● **Short problem**
For the material that follows, list every line containing the word "this".
****************
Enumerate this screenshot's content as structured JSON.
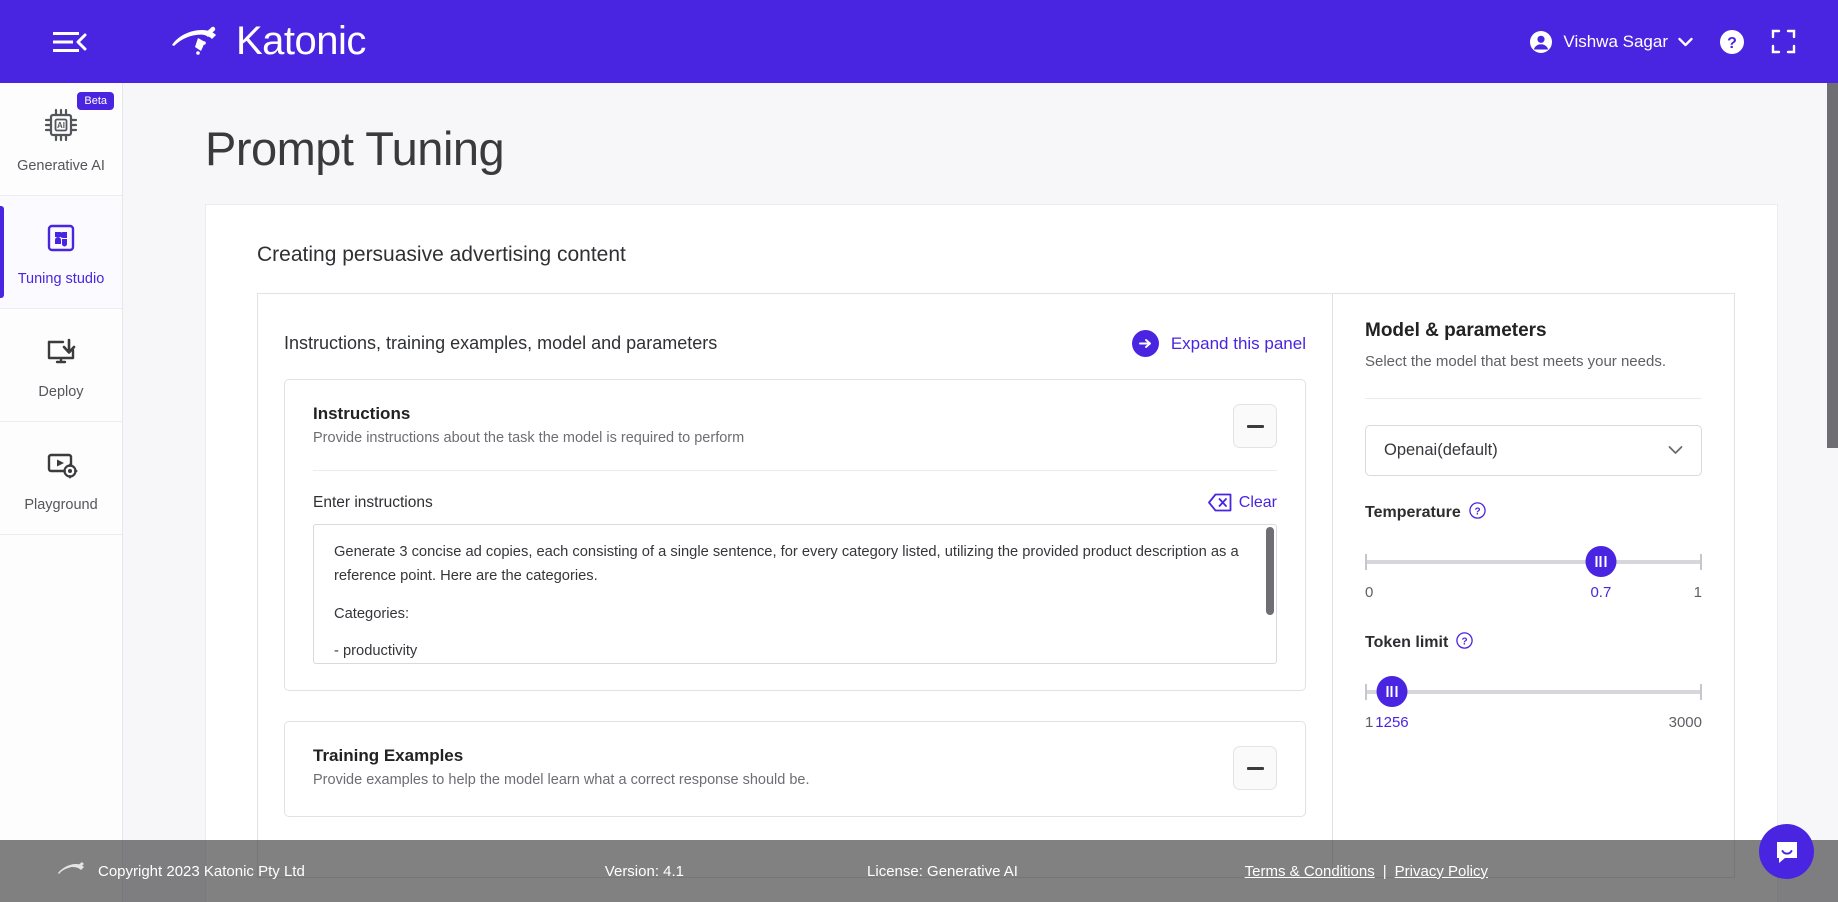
{
  "header": {
    "brand": "Katonic",
    "menu_icon": "hamburger-menu-icon",
    "user_name": "Vishwa Sagar",
    "help_icon": "help-circle-icon",
    "fullscreen_icon": "fullscreen-icon"
  },
  "sidebar": {
    "items": [
      {
        "label": "Generative AI",
        "icon": "ai-chip-icon",
        "badge": "Beta",
        "active": false
      },
      {
        "label": "Tuning studio",
        "icon": "puzzle-icon",
        "badge": "",
        "active": true
      },
      {
        "label": "Deploy",
        "icon": "monitor-download-icon",
        "badge": "",
        "active": false
      },
      {
        "label": "Playground",
        "icon": "video-settings-icon",
        "badge": "",
        "active": false
      }
    ]
  },
  "main": {
    "page_title": "Prompt Tuning",
    "card_heading": "Creating persuasive advertising content",
    "panel_title": "Instructions, training examples, model and parameters",
    "expand_label": "Expand this panel",
    "instructions": {
      "title": "Instructions",
      "description": "Provide instructions about the task the model is required to perform",
      "field_label": "Enter instructions",
      "clear_label": "Clear",
      "value_p1": "Generate 3 concise ad copies, each consisting of a single sentence, for every category listed, utilizing the provided product description as a reference point. Here are the categories.",
      "value_p2": "Categories:",
      "value_p3": "-  productivity"
    },
    "training_examples": {
      "title": "Training Examples",
      "description": "Provide examples to help the model learn what a correct response should be."
    }
  },
  "parameters": {
    "title": "Model & parameters",
    "description": "Select the model that best meets your needs.",
    "model_value": "Openai(default)",
    "temperature": {
      "label": "Temperature",
      "value": "0.7",
      "min": "0",
      "max": "1",
      "percent": 70
    },
    "token_limit": {
      "label": "Token limit",
      "value": "1256",
      "min": "1",
      "max": "3000",
      "percent": 8
    }
  },
  "footer": {
    "copyright": "Copyright 2023 Katonic Pty Ltd",
    "version": "Version: 4.1",
    "license": "License: Generative AI",
    "terms": "Terms & Conditions",
    "separator": "|",
    "privacy": "Privacy Policy"
  },
  "chat": {
    "icon": "chat-bubble-icon"
  },
  "colors": {
    "brand": "#4a25e1",
    "page_bg": "#f7f7f9"
  }
}
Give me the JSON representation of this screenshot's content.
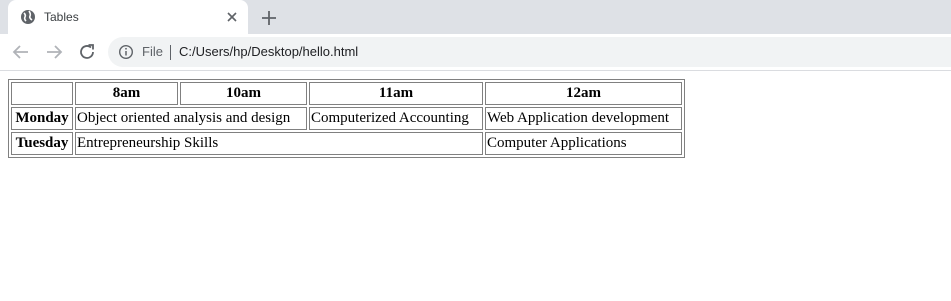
{
  "browser": {
    "tab_title": "Tables",
    "address_scheme_label": "File",
    "address_url": "C:/Users/hp/Desktop/hello.html",
    "icons": {
      "favicon": "globe-icon",
      "tab_close": "close-icon",
      "new_tab": "plus-icon",
      "back": "back-arrow-icon",
      "forward": "forward-arrow-icon",
      "reload": "reload-icon",
      "site_info": "info-icon"
    }
  },
  "table": {
    "headers": [
      "",
      "8am",
      "10am",
      "11am",
      "12am"
    ],
    "rows": [
      {
        "day": "Monday",
        "cells": [
          "Object oriented analysis and design",
          "Computerized Accounting",
          "Web Application development"
        ]
      },
      {
        "day": "Tuesday",
        "cells": [
          "Entrepreneurship Skills",
          "Computer Applications"
        ]
      }
    ]
  }
}
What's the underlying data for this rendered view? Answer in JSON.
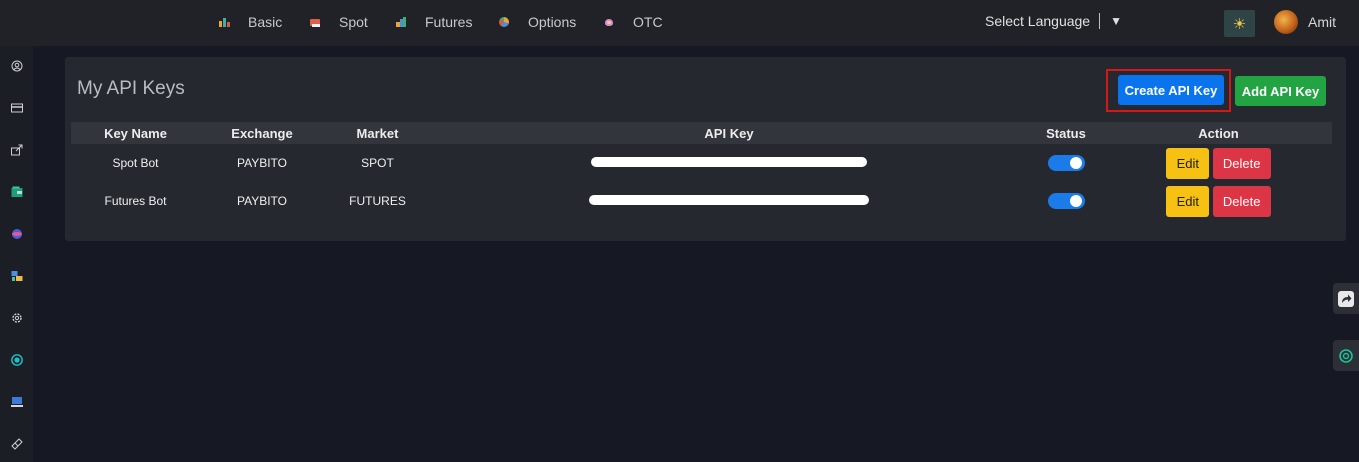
{
  "nav": {
    "items": [
      {
        "label": "Basic",
        "icon": "chart-bars-icon"
      },
      {
        "label": "Spot",
        "icon": "candle-icon"
      },
      {
        "label": "Futures",
        "icon": "trend-icon"
      },
      {
        "label": "Options",
        "icon": "pie-icon"
      },
      {
        "label": "OTC",
        "icon": "flower-icon"
      }
    ],
    "language_label": "Select Language",
    "language_caret": "▼",
    "theme_icon": "☀",
    "username": "Amit"
  },
  "sidebar": {
    "icons": [
      "user-circle-icon",
      "card-icon",
      "share-icon",
      "wallet-icon",
      "globe-icon",
      "exchange-icon",
      "settings-icon",
      "target-icon",
      "monitor-icon",
      "ticket-icon"
    ]
  },
  "panel": {
    "title": "My API Keys",
    "create_button": "Create API Key",
    "add_button": "Add API Key"
  },
  "table": {
    "headers": [
      "Key Name",
      "Exchange",
      "Market",
      "API Key",
      "Status",
      "Action"
    ],
    "rows": [
      {
        "name": "Spot Bot",
        "exchange": "PAYBITO",
        "market": "SPOT",
        "status_on": true
      },
      {
        "name": "Futures Bot",
        "exchange": "PAYBITO",
        "market": "FUTURES",
        "status_on": true
      }
    ],
    "edit_label": "Edit",
    "delete_label": "Delete"
  },
  "colors": {
    "primary": "#0a74ef",
    "success": "#22a443",
    "warning": "#f7c114",
    "danger": "#dc3545",
    "highlight": "#d61717"
  }
}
****************
● **Solution below**
Enumerate this screenshot's content as structured JSON.
    "expand_label": "Expand this panel",
Give me the JSON representation of this screenshot's content.
What's the underlying data for this rendered view? Answer in JSON.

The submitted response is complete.